### Job
All of the records below need to be copied exactly.

### Provided information
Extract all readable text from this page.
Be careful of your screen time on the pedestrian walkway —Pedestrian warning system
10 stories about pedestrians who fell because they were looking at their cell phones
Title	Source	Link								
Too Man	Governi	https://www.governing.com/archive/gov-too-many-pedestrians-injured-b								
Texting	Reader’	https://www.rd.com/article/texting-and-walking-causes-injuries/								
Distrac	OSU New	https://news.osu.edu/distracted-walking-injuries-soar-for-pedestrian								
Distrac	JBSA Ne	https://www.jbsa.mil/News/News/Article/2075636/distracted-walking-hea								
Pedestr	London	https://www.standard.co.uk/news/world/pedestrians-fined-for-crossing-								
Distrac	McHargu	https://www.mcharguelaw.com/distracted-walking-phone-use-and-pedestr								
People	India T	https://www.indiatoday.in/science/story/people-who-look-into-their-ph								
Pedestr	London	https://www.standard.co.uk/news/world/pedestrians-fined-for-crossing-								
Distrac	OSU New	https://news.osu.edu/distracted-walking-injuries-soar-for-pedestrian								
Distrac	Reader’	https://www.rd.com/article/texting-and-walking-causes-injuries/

### Result of this task
Extract all readable text from this page.
Be careful of your screen time on the pedestrian walkway —Pedestrian warning system
10 stories about pedestrians who fell because they were looking at their cell phones
Title	Source	Link								
Too Man	Governi	https://www.governing.com/archive/gov-too-many-pedestrians-injured-b								
Texting	Reader’	https://www.rd.com/article/texting-and-walking-causes-injuries/								
Distrac	OSU New	https://news.osu.edu/distracted-walking-injuries-soar-for-pedestrian								
Distrac	JBSA Ne	https://www.jbsa.mil/News/News/Article/2075636/distracted-walking-hea								
Pedestr	London	https://www.standard.co.uk/news/world/pedestrians-fined-for-crossing-								
Distrac	McHargu	https://www.mcharguelaw.com/distracted-walking-phone-use-and-pedestr								
People	India T	https://www.indiatoday.in/science/story/people-who-look-into-their-ph								
Pedestr	London	https://www.standard.co.uk/news/world/pedestrians-fined-for-crossing-								
Distrac	OSU New	https://news.osu.edu/distracted-walking-injuries-soar-for-pedestrian								
Distrac	Reader’	https://www.rd.com/article/texting-and-walking-causes-injuries/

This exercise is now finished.